Aim of the exercise :: Would you transcribe the whole listing exactly, minus its pictures?

Entries provided ::
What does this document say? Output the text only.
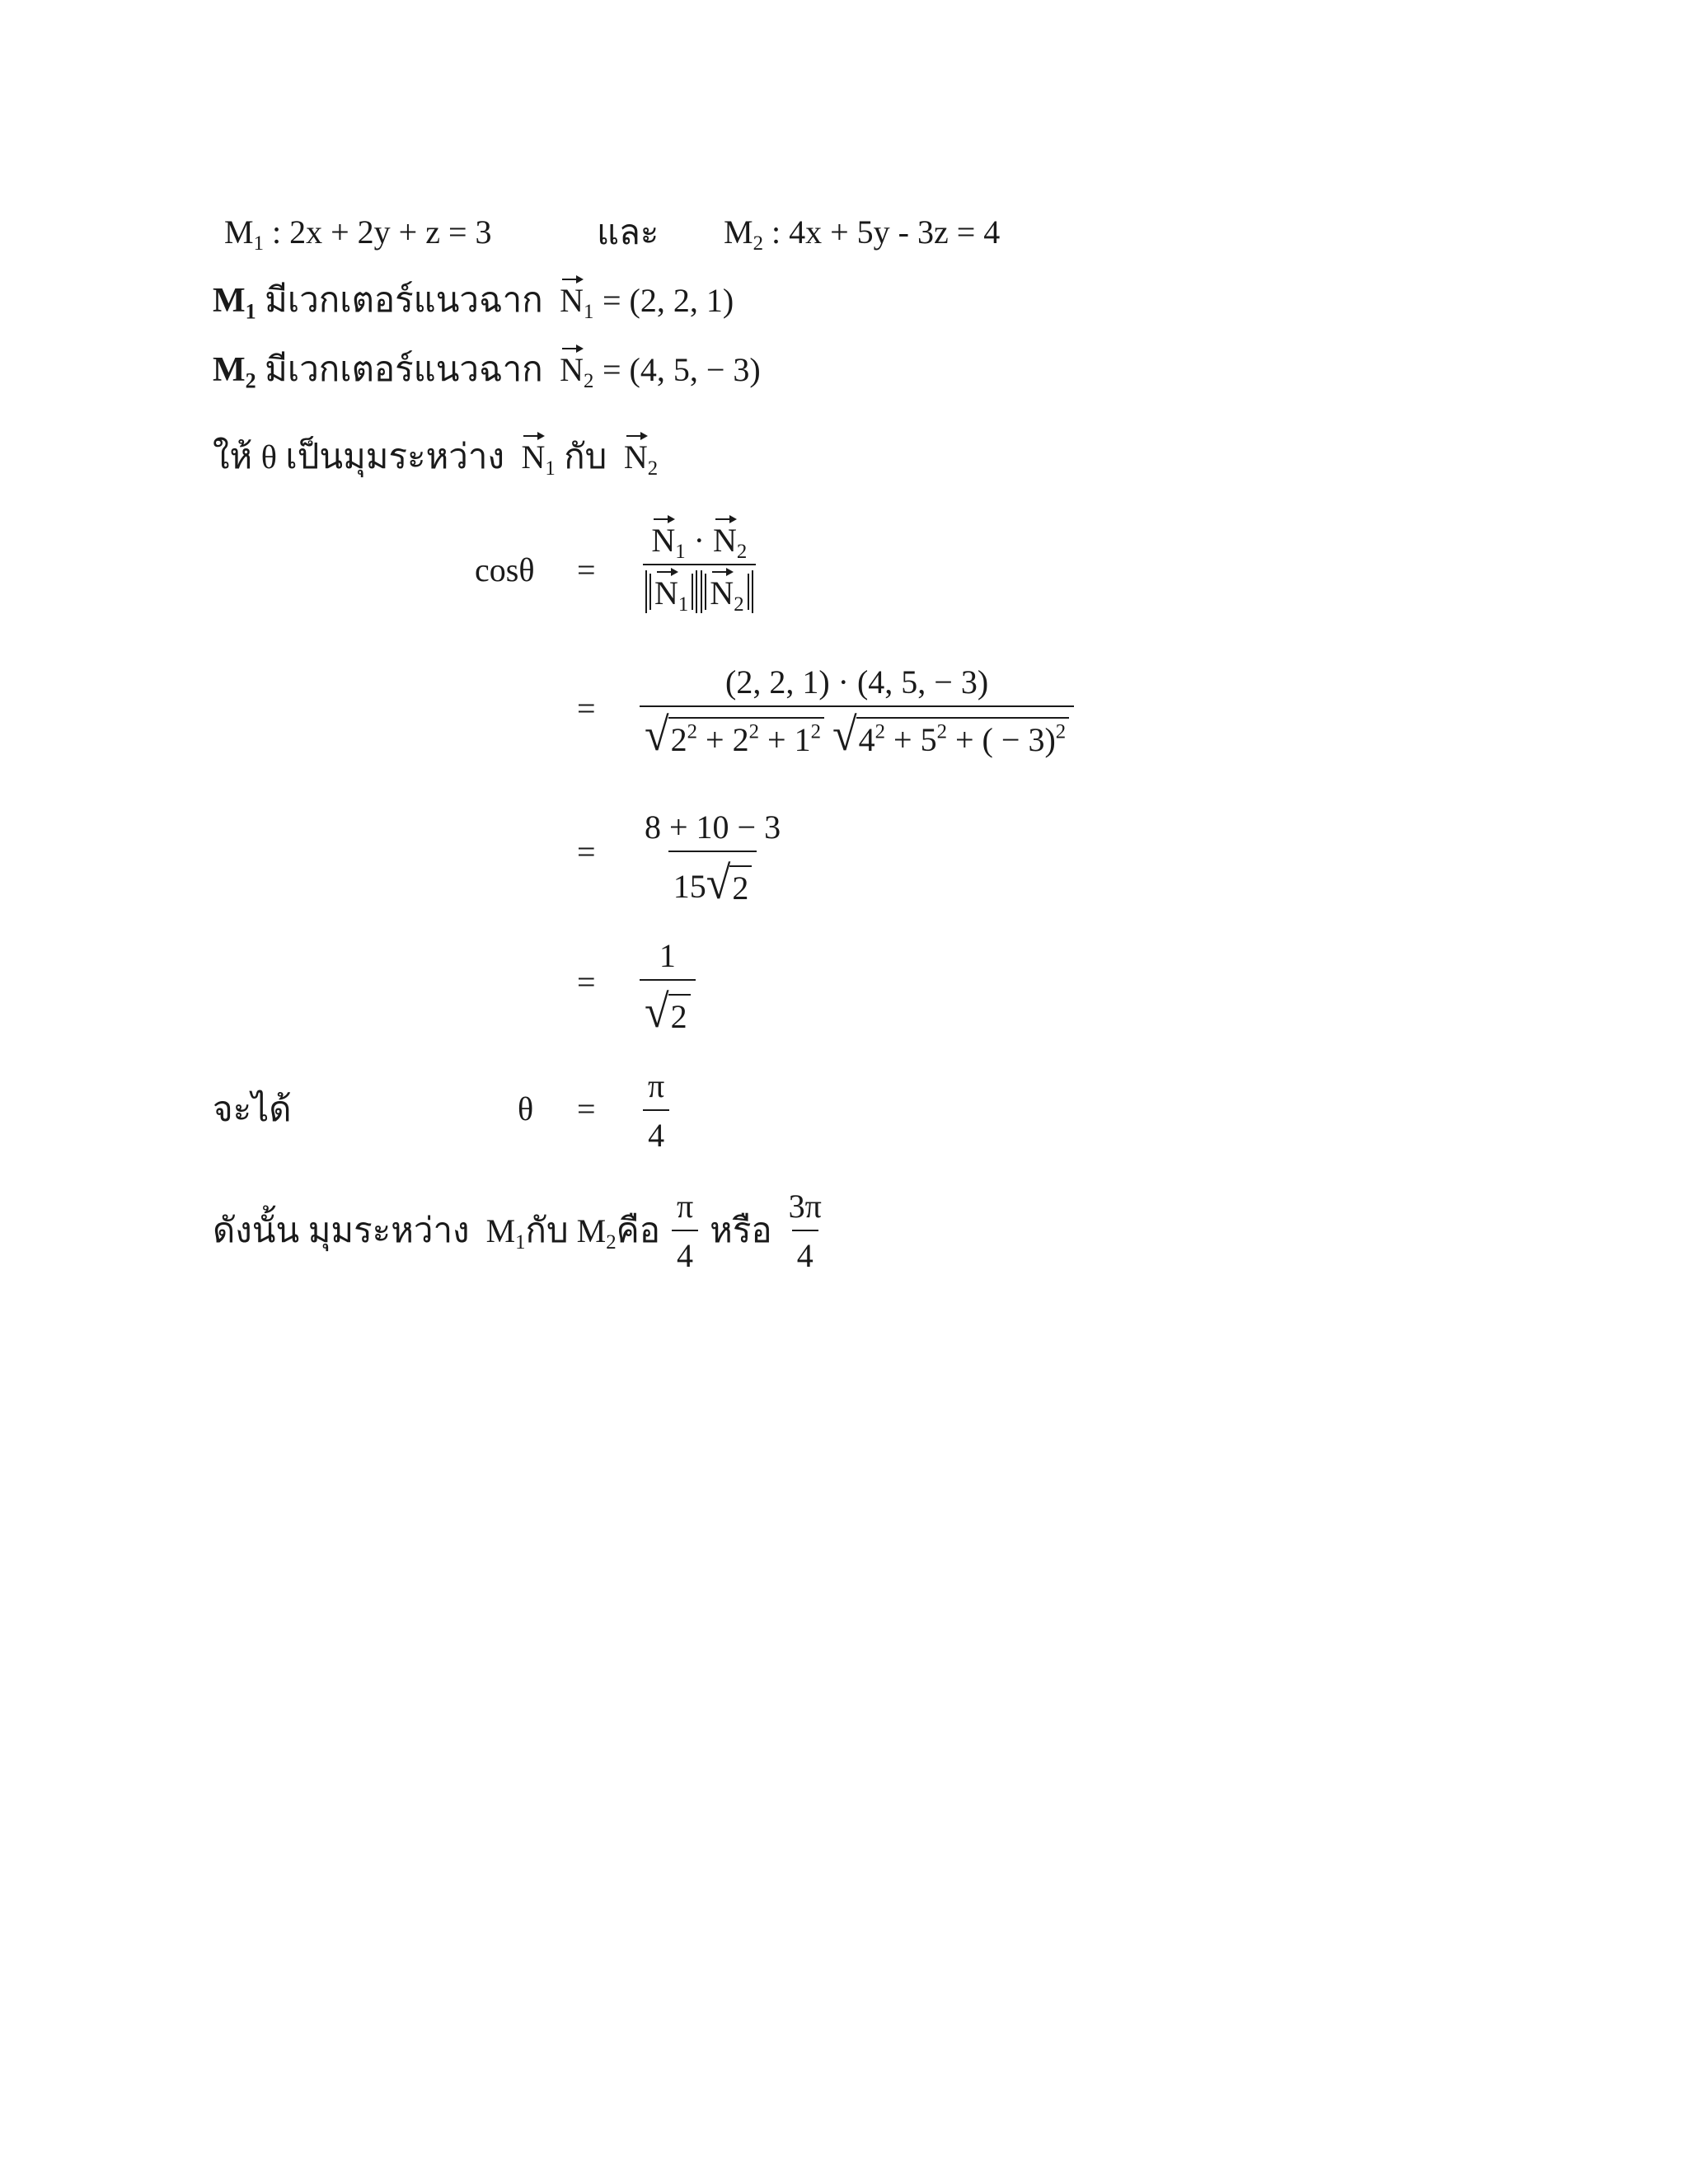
$M_1$ : 2x + 2y + z = 3	และ $M_2$ : 4x + 5y - 3z = 4
$M_1$ มีเวกเตอร์แนวฉาก $N_1 = (2$, 2, 1)
$M_2$ มีเวกเตอร์แนวฉาก $N_2 = (4$, 5, − 3)
ให้ θ เป็นมุมระหว่าง $N_1$ กับ $N_2$
$\cos\theta = \frac{N_1 \cdot N_2}{N_1 N_2}$
= (2, 2, 1) · (4, 5, − 3)
√ $2^2 + 2^2 + 1^2$
√ $4^2 + 5^2$ + ( − 3)$^2$
= $\frac{8 + 10 - 3}{15 √ 2}$
= $\frac{1}{√ 2}$
จะได้	$\theta = \frac{\pi}{4}$
ดังนั้น มุมระหว่าง $M_1$ กับ $M_2$ คือ $\frac{\pi}{4}$ หรือ $\frac{3\pi}{4}$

Solved exercise ::
What does this document say? Output the text only.
$M_1$ : 2x + 2y + z = 3	และ $M_2$ : 4x + 5y - 3z = 4
$M_1$ มีเวกเตอร์แนวฉาก $N_1 = (2$, 2, 1)
$M_2$ มีเวกเตอร์แนวฉาก $N_2 = (4$, 5, − 3)
ให้ θ เป็นมุมระหว่าง $N_1$ กับ $N_2$
$\cos\theta = \frac{N_1 \cdot N_2}{N_1 N_2}$
= (2, 2, 1) · (4, 5, − 3)
√ $2^2 + 2^2 + 1^2$
√ $4^2 + 5^2$ + ( − 3)$^2$
= $\frac{8 + 10 - 3}{15 √ 2}$
= $\frac{1}{√ 2}$
จะได้	$\theta = \frac{\pi}{4}$
ดังนั้น มุมระหว่าง $M_1$ กับ $M_2$ คือ $\frac{\pi}{4}$ หรือ $\frac{3\pi}{4}$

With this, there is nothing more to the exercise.